■ Set task ■
Read the records below. Copy each line where the string "JSON" occurs.

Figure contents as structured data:

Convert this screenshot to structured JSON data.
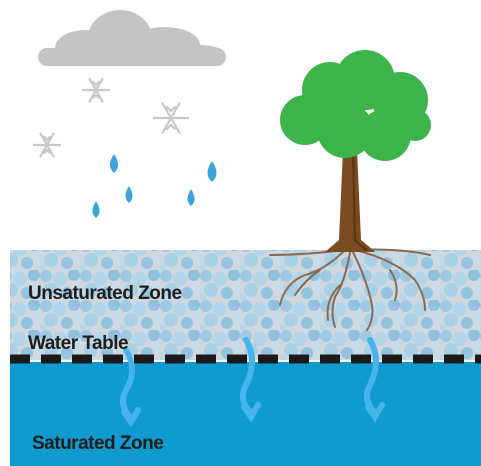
{
  "labels": {
    "unsaturated": "Unsaturated Zone",
    "water_table": "Water Table",
    "saturated": "Saturated Zone"
  }
}
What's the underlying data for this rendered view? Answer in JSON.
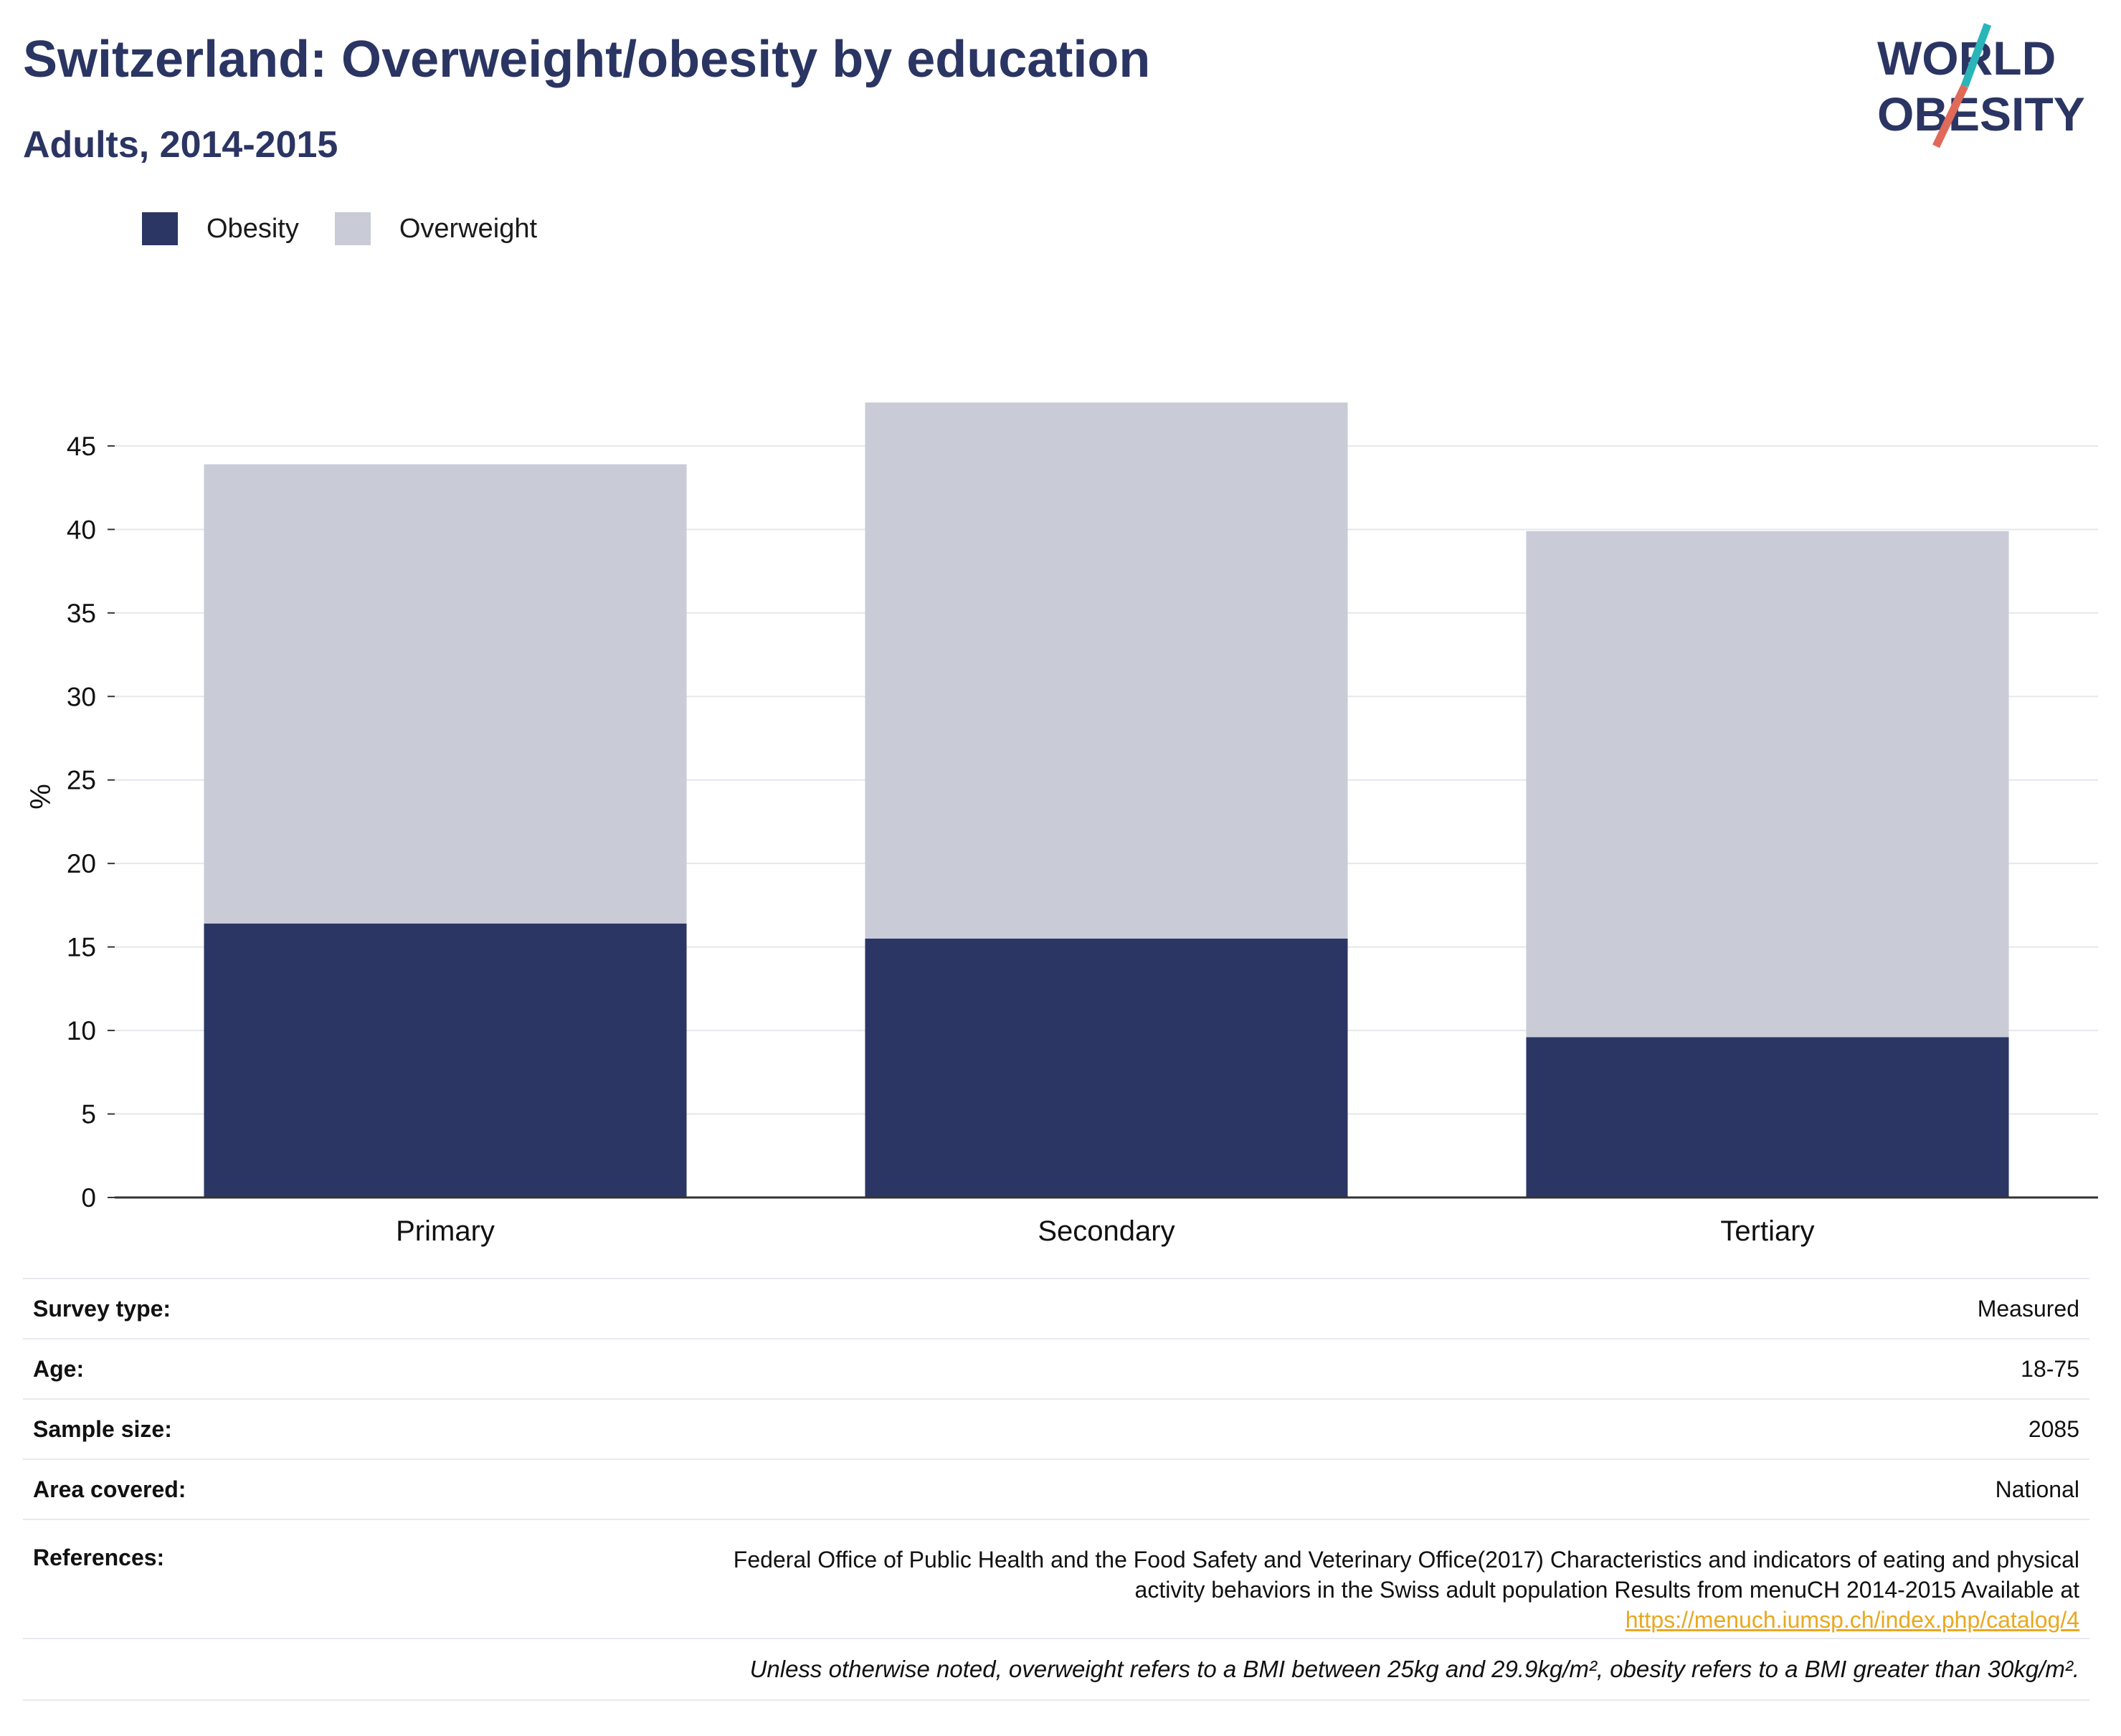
{
  "header": {
    "title": "Switzerland: Overweight/obesity by education",
    "subtitle": "Adults, 2014-2015"
  },
  "logo": {
    "line1": "WORLD",
    "line2": "OBESITY",
    "icon": "world-obesity-logo"
  },
  "colors": {
    "obesity": "#2b3664",
    "overweight": "#c9cbd7",
    "brand_teal": "#2ab5b9",
    "brand_coral": "#e06a5a",
    "link": "#e8a820"
  },
  "legend": [
    {
      "label": "Obesity",
      "color": "#2b3664"
    },
    {
      "label": "Overweight",
      "color": "#c9cbd7"
    }
  ],
  "chart_data": {
    "type": "bar",
    "stacked": true,
    "categories": [
      "Primary",
      "Secondary",
      "Tertiary"
    ],
    "series": [
      {
        "name": "Obesity",
        "values": [
          16.4,
          15.5,
          9.6
        ]
      },
      {
        "name": "Overweight",
        "values": [
          27.5,
          32.1,
          30.3
        ]
      }
    ],
    "ylabel": "%",
    "ylim": [
      0,
      48
    ],
    "yticks": [
      0,
      5,
      10,
      15,
      20,
      25,
      30,
      35,
      40,
      45
    ],
    "grid": true,
    "legend_position": "top-left"
  },
  "meta": {
    "rows": [
      {
        "label": "Survey type:",
        "value": "Measured"
      },
      {
        "label": "Age:",
        "value": "18-75"
      },
      {
        "label": "Sample size:",
        "value": "2085"
      },
      {
        "label": "Area covered:",
        "value": "National"
      }
    ],
    "references_label": "References:",
    "references_line1": "Federal Office of Public Health and the Food Safety and Veterinary Office(2017) Characteristics and indicators of eating and physical",
    "references_line2": "activity behaviors in the Swiss adult population Results from menuCH 2014-2015 Available at",
    "references_link": "https://menuch.iumsp.ch/index.php/catalog/4",
    "note": "Unless otherwise noted, overweight refers to a BMI between 25kg and 29.9kg/m², obesity refers to a BMI greater than 30kg/m²."
  }
}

■ Solution ■
Convert this screenshot to structured JSON data.
What's the underlying data for this rendered view? Answer in JSON.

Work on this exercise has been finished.